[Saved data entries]
--- Begin ---

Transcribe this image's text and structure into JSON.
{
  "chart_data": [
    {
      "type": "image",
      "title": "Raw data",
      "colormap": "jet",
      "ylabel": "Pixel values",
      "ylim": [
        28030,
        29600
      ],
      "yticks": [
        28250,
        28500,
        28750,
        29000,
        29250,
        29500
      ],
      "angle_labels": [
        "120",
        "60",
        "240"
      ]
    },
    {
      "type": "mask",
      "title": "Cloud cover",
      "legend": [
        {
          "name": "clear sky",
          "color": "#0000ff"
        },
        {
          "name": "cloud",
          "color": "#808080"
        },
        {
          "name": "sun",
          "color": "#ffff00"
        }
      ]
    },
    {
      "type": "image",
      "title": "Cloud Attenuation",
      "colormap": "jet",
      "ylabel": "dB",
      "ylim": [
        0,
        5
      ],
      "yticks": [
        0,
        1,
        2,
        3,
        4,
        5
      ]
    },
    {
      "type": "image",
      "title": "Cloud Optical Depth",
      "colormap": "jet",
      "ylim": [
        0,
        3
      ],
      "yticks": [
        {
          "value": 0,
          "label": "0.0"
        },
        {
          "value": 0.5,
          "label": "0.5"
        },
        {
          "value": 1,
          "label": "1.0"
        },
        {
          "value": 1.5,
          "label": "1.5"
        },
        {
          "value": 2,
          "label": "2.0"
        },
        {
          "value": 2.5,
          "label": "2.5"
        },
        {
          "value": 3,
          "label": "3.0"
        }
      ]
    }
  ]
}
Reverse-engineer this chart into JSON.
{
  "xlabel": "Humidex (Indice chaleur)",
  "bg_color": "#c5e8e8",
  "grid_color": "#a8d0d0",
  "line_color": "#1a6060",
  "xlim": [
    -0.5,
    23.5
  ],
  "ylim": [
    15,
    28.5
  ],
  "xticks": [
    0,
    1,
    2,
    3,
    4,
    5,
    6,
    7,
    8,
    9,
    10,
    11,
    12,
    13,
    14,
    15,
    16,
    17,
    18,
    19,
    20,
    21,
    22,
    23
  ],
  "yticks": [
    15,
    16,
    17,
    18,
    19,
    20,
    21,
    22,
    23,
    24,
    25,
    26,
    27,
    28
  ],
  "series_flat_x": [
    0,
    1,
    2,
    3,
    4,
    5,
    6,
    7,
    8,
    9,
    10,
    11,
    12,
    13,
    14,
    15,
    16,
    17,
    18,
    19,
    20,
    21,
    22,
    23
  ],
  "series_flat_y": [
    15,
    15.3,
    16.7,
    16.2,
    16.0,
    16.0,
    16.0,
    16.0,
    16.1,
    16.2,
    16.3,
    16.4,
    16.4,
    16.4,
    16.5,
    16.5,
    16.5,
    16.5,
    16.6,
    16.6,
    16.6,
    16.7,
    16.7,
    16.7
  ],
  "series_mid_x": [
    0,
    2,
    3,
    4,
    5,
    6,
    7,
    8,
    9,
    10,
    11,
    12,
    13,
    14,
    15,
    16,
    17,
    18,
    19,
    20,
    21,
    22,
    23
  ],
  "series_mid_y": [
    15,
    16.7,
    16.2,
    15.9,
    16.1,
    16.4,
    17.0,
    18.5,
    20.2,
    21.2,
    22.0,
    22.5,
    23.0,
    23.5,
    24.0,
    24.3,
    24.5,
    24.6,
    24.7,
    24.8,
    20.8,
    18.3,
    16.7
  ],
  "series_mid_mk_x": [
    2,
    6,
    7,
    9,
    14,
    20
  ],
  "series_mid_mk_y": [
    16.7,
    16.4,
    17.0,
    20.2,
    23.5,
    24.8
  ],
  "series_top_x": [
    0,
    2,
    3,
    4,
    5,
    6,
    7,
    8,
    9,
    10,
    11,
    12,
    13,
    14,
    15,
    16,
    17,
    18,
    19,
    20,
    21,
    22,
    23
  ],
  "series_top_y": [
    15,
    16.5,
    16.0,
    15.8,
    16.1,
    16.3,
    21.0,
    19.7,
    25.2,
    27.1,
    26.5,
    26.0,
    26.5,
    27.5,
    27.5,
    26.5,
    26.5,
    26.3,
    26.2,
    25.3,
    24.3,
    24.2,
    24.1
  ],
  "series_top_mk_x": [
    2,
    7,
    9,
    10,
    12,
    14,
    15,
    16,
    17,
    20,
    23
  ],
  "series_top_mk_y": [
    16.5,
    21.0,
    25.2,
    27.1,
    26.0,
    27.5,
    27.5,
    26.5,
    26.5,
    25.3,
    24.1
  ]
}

--- End ---

## Requirement
The listing above should be transcribed in full, exactly as written.

## Expected output
Transcribe this image's text and structure into JSON.
{
  "chart_data": [
    {
      "type": "image",
      "title": "Raw data",
      "colormap": "jet",
      "ylabel": "Pixel values",
      "ylim": [
        28030,
        29600
      ],
      "yticks": [
        28250,
        28500,
        28750,
        29000,
        29250,
        29500
      ],
      "angle_labels": [
        "120",
        "60",
        "240"
      ]
    },
    {
      "type": "mask",
      "title": "Cloud cover",
      "legend": [
        {
          "name": "clear sky",
          "color": "#0000ff"
        },
        {
          "name": "cloud",
          "color": "#808080"
        },
        {
          "name": "sun",
          "color": "#ffff00"
        }
      ]
    },
    {
      "type": "image",
      "title": "Cloud Attenuation",
      "colormap": "jet",
      "ylabel": "dB",
      "ylim": [
        0,
        5
      ],
      "yticks": [
        0,
        1,
        2,
        3,
        4,
        5
      ]
    },
    {
      "type": "image",
      "title": "Cloud Optical Depth",
      "colormap": "jet",
      "ylim": [
        0,
        3
      ],
      "yticks": [
        {
          "value": 0,
          "label": "0.0"
        },
        {
          "value": 0.5,
          "label": "0.5"
        },
        {
          "value": 1,
          "label": "1.0"
        },
        {
          "value": 1.5,
          "label": "1.5"
        },
        {
          "value": 2,
          "label": "2.0"
        },
        {
          "value": 2.5,
          "label": "2.5"
        },
        {
          "value": 3,
          "label": "3.0"
        }
      ]
    }
  ]
}
Reverse-engineer this chart into JSON.
{
  "xlabel": "Humidex (Indice chaleur)",
  "bg_color": "#c5e8e8",
  "grid_color": "#a8d0d0",
  "line_color": "#1a6060",
  "xlim": [
    -0.5,
    23.5
  ],
  "ylim": [
    15,
    28.5
  ],
  "xticks": [
    0,
    1,
    2,
    3,
    4,
    5,
    6,
    7,
    8,
    9,
    10,
    11,
    12,
    13,
    14,
    15,
    16,
    17,
    18,
    19,
    20,
    21,
    22,
    23
  ],
  "yticks": [
    15,
    16,
    17,
    18,
    19,
    20,
    21,
    22,
    23,
    24,
    25,
    26,
    27,
    28
  ],
  "series_flat_x": [
    0,
    1,
    2,
    3,
    4,
    5,
    6,
    7,
    8,
    9,
    10,
    11,
    12,
    13,
    14,
    15,
    16,
    17,
    18,
    19,
    20,
    21,
    22,
    23
  ],
  "series_flat_y": [
    15,
    15.3,
    16.7,
    16.2,
    16.0,
    16.0,
    16.0,
    16.0,
    16.1,
    16.2,
    16.3,
    16.4,
    16.4,
    16.4,
    16.5,
    16.5,
    16.5,
    16.5,
    16.6,
    16.6,
    16.6,
    16.7,
    16.7,
    16.7
  ],
  "series_mid_x": [
    0,
    2,
    3,
    4,
    5,
    6,
    7,
    8,
    9,
    10,
    11,
    12,
    13,
    14,
    15,
    16,
    17,
    18,
    19,
    20,
    21,
    22,
    23
  ],
  "series_mid_y": [
    15,
    16.7,
    16.2,
    15.9,
    16.1,
    16.4,
    17.0,
    18.5,
    20.2,
    21.2,
    22.0,
    22.5,
    23.0,
    23.5,
    24.0,
    24.3,
    24.5,
    24.6,
    24.7,
    24.8,
    20.8,
    18.3,
    16.7
  ],
  "series_mid_mk_x": [
    2,
    6,
    7,
    9,
    14,
    20
  ],
  "series_mid_mk_y": [
    16.7,
    16.4,
    17.0,
    20.2,
    23.5,
    24.8
  ],
  "series_top_x": [
    0,
    2,
    3,
    4,
    5,
    6,
    7,
    8,
    9,
    10,
    11,
    12,
    13,
    14,
    15,
    16,
    17,
    18,
    19,
    20,
    21,
    22,
    23
  ],
  "series_top_y": [
    15,
    16.5,
    16.0,
    15.8,
    16.1,
    16.3,
    21.0,
    19.7,
    25.2,
    27.1,
    26.5,
    26.0,
    26.5,
    27.5,
    27.5,
    26.5,
    26.5,
    26.3,
    26.2,
    25.3,
    24.3,
    24.2,
    24.1
  ],
  "series_top_mk_x": [
    2,
    7,
    9,
    10,
    12,
    14,
    15,
    16,
    17,
    20,
    23
  ],
  "series_top_mk_y": [
    16.5,
    21.0,
    25.2,
    27.1,
    26.0,
    27.5,
    27.5,
    26.5,
    26.5,
    25.3,
    24.1
  ]
}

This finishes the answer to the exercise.